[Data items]
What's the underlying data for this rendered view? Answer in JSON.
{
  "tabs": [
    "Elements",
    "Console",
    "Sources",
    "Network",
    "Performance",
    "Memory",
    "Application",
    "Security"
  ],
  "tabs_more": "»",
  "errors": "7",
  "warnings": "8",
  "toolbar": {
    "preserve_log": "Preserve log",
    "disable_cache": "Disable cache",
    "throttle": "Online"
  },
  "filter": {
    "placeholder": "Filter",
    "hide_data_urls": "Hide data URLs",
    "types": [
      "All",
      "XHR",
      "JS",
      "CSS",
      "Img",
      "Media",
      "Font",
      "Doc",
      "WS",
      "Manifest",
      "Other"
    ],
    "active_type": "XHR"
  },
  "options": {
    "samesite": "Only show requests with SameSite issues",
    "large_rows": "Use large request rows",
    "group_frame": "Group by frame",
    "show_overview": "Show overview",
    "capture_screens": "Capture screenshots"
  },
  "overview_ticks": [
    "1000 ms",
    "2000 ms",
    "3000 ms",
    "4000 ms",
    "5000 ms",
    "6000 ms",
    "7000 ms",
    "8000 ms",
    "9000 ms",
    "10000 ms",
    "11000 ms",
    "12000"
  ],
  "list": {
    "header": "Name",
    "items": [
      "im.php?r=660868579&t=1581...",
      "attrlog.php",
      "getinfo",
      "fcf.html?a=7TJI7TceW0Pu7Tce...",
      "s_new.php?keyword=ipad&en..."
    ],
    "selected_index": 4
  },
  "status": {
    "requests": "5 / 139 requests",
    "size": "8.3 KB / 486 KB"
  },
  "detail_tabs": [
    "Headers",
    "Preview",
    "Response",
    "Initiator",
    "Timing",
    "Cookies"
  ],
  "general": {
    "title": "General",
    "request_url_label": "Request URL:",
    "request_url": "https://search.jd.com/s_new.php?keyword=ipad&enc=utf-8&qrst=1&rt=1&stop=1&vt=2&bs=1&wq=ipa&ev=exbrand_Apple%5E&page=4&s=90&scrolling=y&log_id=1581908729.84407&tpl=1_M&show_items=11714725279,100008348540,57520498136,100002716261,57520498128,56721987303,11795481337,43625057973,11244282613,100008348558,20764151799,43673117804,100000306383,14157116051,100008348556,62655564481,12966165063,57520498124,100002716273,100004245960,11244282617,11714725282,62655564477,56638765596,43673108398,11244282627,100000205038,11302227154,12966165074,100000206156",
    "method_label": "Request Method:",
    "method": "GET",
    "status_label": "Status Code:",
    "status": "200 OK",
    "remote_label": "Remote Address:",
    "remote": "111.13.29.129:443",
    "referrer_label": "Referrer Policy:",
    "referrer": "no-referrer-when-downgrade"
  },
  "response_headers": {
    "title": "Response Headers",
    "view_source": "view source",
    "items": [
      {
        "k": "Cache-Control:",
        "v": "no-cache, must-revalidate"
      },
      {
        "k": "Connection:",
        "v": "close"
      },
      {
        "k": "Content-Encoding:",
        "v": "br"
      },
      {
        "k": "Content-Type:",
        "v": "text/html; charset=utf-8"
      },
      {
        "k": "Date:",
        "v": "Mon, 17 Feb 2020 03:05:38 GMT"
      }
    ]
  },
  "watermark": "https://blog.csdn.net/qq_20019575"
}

*WHAT YOU HAVE TO DO*.
Find every line with "ipad" in the listing and state how many there are, nothing else.

*OUTPUT FOR THIS EXERCISE*.
2